WHAT IS NEEDED
Please copy every line of the records below that holds the word "icon".

--------------------------------

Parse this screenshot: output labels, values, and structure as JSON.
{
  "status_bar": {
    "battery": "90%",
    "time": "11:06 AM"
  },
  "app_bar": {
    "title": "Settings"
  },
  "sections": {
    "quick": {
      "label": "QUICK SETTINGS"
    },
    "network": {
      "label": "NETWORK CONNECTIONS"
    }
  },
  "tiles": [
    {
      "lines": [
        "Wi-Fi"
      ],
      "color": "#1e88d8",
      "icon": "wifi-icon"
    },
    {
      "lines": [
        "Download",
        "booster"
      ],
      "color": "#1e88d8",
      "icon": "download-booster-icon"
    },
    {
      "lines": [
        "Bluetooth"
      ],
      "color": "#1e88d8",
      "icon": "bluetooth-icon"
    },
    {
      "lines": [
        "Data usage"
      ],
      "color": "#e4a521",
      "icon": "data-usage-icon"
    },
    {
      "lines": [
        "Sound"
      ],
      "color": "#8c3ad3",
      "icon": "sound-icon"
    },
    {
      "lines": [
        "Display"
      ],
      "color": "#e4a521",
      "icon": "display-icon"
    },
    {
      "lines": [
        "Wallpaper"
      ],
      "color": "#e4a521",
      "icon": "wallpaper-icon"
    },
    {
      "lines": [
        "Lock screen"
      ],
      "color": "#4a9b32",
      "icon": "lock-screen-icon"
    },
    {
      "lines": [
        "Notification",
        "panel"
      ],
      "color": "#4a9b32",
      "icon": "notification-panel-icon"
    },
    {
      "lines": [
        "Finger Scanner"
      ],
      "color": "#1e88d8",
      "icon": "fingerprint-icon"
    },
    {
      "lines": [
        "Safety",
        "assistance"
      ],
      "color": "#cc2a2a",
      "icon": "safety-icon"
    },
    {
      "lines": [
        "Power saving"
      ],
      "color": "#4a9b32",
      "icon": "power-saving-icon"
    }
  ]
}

--------------------------------

EXERCISE RESPONSE
      "icon": "wifi-icon"
      "icon": "download-booster-icon"
      "icon": "bluetooth-icon"
      "icon": "data-usage-icon"
      "icon": "sound-icon"
      "icon": "display-icon"
      "icon": "wallpaper-icon"
      "icon": "lock-screen-icon"
      "icon": "notification-panel-icon"
      "icon": "fingerprint-icon"
      "icon": "safety-icon"
      "icon": "power-saving-icon"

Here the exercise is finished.